[Data lines start]

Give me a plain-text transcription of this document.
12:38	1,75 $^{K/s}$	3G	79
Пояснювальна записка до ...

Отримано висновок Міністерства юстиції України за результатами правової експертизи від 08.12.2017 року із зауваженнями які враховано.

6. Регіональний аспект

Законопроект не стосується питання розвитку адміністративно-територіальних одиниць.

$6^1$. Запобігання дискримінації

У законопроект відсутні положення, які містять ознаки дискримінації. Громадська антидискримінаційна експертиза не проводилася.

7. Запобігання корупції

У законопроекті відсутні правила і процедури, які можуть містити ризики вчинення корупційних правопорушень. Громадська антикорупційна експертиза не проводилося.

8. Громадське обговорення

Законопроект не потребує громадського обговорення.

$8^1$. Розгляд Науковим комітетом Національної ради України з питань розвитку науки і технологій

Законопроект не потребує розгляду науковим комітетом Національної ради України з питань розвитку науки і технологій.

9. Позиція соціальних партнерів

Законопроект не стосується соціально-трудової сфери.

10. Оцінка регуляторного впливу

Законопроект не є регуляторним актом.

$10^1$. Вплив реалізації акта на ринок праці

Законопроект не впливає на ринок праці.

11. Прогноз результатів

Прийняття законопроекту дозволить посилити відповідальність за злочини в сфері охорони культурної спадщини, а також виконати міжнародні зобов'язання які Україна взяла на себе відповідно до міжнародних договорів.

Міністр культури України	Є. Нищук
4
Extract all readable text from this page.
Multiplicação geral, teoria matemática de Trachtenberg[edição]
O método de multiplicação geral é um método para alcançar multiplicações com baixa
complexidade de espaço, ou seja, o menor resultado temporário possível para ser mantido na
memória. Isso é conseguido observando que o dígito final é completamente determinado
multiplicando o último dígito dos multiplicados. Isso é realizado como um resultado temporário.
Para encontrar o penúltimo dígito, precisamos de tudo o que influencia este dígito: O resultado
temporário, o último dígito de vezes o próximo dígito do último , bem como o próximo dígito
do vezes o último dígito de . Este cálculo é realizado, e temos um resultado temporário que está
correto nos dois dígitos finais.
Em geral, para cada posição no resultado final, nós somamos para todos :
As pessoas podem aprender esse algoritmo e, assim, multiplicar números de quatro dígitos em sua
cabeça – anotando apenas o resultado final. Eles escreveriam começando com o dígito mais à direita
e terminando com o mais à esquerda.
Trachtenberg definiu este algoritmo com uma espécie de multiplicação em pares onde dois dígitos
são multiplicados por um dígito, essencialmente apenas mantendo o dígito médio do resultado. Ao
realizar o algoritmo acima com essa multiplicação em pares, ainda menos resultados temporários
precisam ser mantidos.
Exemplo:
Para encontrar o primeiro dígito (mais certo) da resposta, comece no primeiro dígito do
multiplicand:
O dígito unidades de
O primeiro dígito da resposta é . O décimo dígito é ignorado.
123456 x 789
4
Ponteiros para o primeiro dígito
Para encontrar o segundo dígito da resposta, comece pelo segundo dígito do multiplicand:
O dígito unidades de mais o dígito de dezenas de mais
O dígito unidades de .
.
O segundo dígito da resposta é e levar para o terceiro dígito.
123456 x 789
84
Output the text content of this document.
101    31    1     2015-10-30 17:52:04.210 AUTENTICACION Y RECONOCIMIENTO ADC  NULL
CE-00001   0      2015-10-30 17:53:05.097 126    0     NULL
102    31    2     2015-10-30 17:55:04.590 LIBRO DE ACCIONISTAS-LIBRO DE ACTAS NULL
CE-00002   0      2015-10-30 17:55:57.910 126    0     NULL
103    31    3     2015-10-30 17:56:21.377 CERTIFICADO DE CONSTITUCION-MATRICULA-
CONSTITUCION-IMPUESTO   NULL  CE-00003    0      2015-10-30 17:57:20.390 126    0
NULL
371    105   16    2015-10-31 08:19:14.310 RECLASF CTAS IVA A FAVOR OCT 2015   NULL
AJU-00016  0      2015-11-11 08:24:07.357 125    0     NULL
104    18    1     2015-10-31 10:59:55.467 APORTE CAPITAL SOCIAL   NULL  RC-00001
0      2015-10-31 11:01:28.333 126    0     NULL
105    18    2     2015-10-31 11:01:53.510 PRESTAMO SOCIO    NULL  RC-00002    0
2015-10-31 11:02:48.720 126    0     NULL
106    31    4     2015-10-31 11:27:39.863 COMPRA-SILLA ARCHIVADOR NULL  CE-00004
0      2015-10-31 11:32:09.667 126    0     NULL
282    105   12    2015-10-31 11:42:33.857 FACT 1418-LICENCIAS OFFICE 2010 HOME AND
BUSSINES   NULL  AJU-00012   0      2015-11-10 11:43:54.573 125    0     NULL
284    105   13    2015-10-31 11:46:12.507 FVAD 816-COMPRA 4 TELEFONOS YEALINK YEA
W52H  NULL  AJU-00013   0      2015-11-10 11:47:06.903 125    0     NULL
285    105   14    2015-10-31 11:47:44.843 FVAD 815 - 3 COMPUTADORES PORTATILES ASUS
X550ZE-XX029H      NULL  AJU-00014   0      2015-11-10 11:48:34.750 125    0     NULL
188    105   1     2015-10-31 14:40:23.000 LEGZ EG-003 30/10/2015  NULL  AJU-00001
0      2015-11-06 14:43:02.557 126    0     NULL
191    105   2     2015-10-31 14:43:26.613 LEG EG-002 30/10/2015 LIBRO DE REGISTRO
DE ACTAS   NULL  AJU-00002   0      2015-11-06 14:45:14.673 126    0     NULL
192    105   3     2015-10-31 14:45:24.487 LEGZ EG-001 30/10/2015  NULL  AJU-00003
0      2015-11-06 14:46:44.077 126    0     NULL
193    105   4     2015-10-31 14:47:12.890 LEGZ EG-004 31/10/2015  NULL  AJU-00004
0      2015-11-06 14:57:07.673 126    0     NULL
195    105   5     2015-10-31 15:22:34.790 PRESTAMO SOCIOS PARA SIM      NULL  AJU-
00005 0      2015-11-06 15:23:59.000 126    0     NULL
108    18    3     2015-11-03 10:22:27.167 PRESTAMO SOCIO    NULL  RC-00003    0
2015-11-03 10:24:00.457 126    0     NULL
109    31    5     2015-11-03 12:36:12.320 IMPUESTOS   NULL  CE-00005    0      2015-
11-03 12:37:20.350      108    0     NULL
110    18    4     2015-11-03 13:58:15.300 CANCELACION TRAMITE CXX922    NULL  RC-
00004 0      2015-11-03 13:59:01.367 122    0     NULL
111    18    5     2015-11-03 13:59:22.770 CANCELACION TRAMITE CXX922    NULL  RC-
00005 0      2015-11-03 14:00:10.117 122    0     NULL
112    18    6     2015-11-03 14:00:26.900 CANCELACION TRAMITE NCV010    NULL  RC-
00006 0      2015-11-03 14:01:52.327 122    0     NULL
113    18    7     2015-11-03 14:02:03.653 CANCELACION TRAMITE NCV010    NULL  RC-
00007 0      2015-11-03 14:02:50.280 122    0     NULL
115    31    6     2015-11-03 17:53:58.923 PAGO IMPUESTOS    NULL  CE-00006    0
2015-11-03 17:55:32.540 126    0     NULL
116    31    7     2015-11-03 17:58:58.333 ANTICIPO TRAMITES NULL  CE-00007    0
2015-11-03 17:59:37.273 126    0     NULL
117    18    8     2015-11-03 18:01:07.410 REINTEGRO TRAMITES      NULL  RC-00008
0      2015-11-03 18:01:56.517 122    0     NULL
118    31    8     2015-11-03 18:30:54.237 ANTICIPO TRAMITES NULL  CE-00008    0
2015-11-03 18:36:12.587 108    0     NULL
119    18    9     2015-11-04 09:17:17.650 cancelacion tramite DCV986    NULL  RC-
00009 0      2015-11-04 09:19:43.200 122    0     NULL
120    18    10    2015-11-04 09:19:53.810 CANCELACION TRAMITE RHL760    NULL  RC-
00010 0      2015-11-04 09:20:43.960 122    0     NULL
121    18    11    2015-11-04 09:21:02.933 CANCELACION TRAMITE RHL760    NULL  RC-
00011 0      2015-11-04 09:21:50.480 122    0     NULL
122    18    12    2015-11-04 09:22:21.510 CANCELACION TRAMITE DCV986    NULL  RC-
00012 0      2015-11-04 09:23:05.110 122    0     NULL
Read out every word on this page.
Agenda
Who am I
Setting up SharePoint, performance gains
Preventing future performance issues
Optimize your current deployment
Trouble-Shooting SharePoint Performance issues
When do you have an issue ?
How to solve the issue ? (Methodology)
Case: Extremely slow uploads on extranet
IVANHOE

[Data lines end]

(Prompt): Write the number of lines containing the word "відсутні" and nothing besides it.

(Written response): 2